▸ Prompt: Skip the images. Copy the records exactly as written.

..........

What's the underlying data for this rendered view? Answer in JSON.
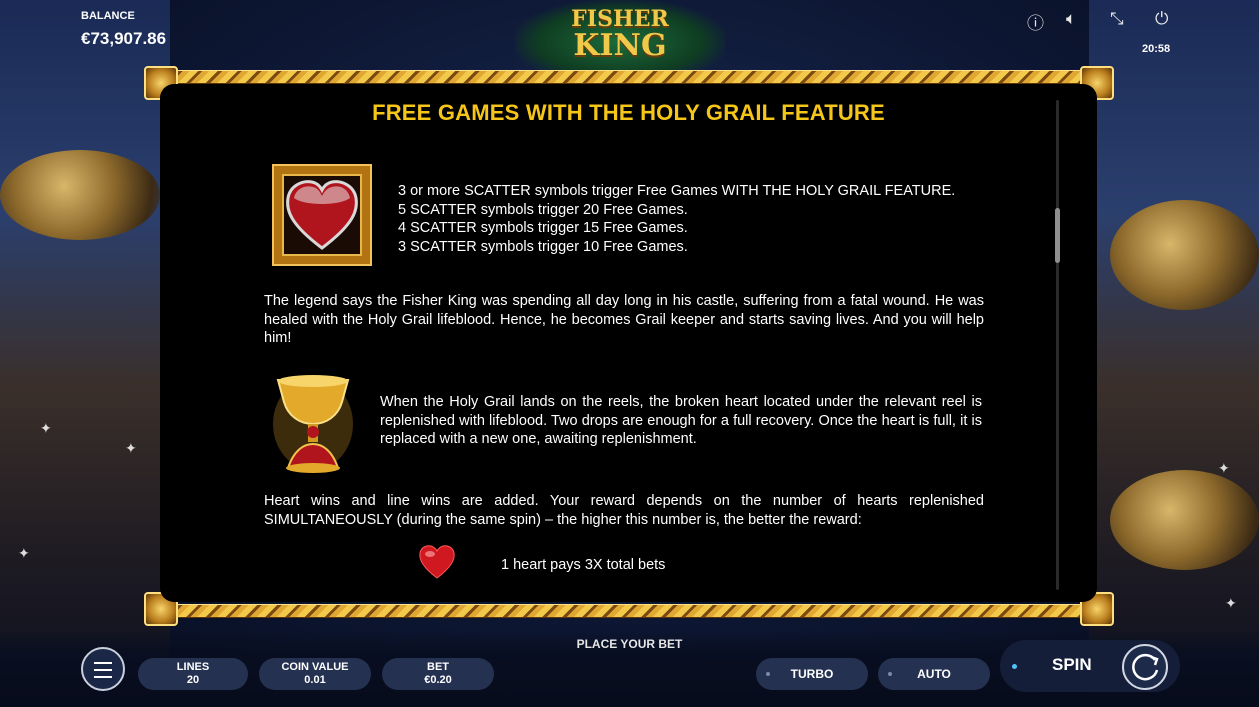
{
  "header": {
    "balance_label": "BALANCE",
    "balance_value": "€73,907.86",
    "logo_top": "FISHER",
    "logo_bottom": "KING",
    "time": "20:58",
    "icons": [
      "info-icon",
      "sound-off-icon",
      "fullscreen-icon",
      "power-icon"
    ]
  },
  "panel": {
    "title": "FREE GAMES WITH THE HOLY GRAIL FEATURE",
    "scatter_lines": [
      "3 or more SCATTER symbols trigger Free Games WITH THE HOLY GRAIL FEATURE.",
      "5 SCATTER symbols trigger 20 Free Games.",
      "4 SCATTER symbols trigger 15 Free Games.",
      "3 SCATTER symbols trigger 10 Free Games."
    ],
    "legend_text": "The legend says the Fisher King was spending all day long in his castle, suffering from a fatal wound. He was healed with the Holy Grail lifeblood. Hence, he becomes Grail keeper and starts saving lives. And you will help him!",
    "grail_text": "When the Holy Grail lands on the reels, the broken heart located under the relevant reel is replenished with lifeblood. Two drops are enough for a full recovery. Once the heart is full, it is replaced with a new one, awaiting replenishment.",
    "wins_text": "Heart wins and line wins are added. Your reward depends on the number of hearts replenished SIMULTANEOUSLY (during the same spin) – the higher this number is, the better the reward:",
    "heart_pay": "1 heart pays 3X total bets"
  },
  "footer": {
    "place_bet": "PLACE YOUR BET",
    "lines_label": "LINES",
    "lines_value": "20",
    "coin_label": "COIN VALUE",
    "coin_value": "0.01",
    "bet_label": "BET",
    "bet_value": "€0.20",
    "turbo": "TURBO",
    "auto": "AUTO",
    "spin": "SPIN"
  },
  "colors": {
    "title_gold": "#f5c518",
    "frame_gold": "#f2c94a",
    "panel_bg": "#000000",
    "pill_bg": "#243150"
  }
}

..........

▸ Answer in full:
What's the underlying data for this rendered view? Answer in JSON.
{
  "header": {
    "balance_label": "BALANCE",
    "balance_value": "€73,907.86",
    "logo_top": "FISHER",
    "logo_bottom": "KING",
    "time": "20:58",
    "icons": [
      "info-icon",
      "sound-off-icon",
      "fullscreen-icon",
      "power-icon"
    ]
  },
  "panel": {
    "title": "FREE GAMES WITH THE HOLY GRAIL FEATURE",
    "scatter_lines": [
      "3 or more SCATTER symbols trigger Free Games WITH THE HOLY GRAIL FEATURE.",
      "5 SCATTER symbols trigger 20 Free Games.",
      "4 SCATTER symbols trigger 15 Free Games.",
      "3 SCATTER symbols trigger 10 Free Games."
    ],
    "legend_text": "The legend says the Fisher King was spending all day long in his castle, suffering from a fatal wound. He was healed with the Holy Grail lifeblood. Hence, he becomes Grail keeper and starts saving lives. And you will help him!",
    "grail_text": "When the Holy Grail lands on the reels, the broken heart located under the relevant reel is replenished with lifeblood. Two drops are enough for a full recovery. Once the heart is full, it is replaced with a new one, awaiting replenishment.",
    "wins_text": "Heart wins and line wins are added. Your reward depends on the number of hearts replenished SIMULTANEOUSLY (during the same spin) – the higher this number is, the better the reward:",
    "heart_pay": "1 heart pays 3X total bets"
  },
  "footer": {
    "place_bet": "PLACE YOUR BET",
    "lines_label": "LINES",
    "lines_value": "20",
    "coin_label": "COIN VALUE",
    "coin_value": "0.01",
    "bet_label": "BET",
    "bet_value": "€0.20",
    "turbo": "TURBO",
    "auto": "AUTO",
    "spin": "SPIN"
  },
  "colors": {
    "title_gold": "#f5c518",
    "frame_gold": "#f2c94a",
    "panel_bg": "#000000",
    "pill_bg": "#243150"
  }
}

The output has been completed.